_RECORDS SUPPLIED_
--- Start ---

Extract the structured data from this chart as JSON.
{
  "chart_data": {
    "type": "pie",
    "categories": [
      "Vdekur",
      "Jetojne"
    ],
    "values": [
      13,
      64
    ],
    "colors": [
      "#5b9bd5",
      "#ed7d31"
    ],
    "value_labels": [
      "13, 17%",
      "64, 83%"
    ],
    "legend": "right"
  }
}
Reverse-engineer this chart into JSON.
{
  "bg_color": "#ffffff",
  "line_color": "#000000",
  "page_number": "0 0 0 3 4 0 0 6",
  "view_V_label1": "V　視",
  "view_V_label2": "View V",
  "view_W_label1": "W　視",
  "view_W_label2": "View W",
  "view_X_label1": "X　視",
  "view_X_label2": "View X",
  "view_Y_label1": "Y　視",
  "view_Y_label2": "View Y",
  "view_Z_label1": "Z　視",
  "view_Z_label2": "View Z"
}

--- End ---

_SHORT TASK_
Every line of the records above needs to be given again exactly.

_RESPONSE_
Extract the structured data from this chart as JSON.
{
  "chart_data": {
    "type": "pie",
    "categories": [
      "Vdekur",
      "Jetojne"
    ],
    "values": [
      13,
      64
    ],
    "colors": [
      "#5b9bd5",
      "#ed7d31"
    ],
    "value_labels": [
      "13, 17%",
      "64, 83%"
    ],
    "legend": "right"
  }
}
Reverse-engineer this chart into JSON.
{
  "bg_color": "#ffffff",
  "line_color": "#000000",
  "page_number": "0 0 0 3 4 0 0 6",
  "view_V_label1": "V　視",
  "view_V_label2": "View V",
  "view_W_label1": "W　視",
  "view_W_label2": "View W",
  "view_X_label1": "X　視",
  "view_X_label2": "View X",
  "view_Y_label1": "Y　視",
  "view_Y_label2": "View Y",
  "view_Z_label1": "Z　視",
  "view_Z_label2": "View Z"
}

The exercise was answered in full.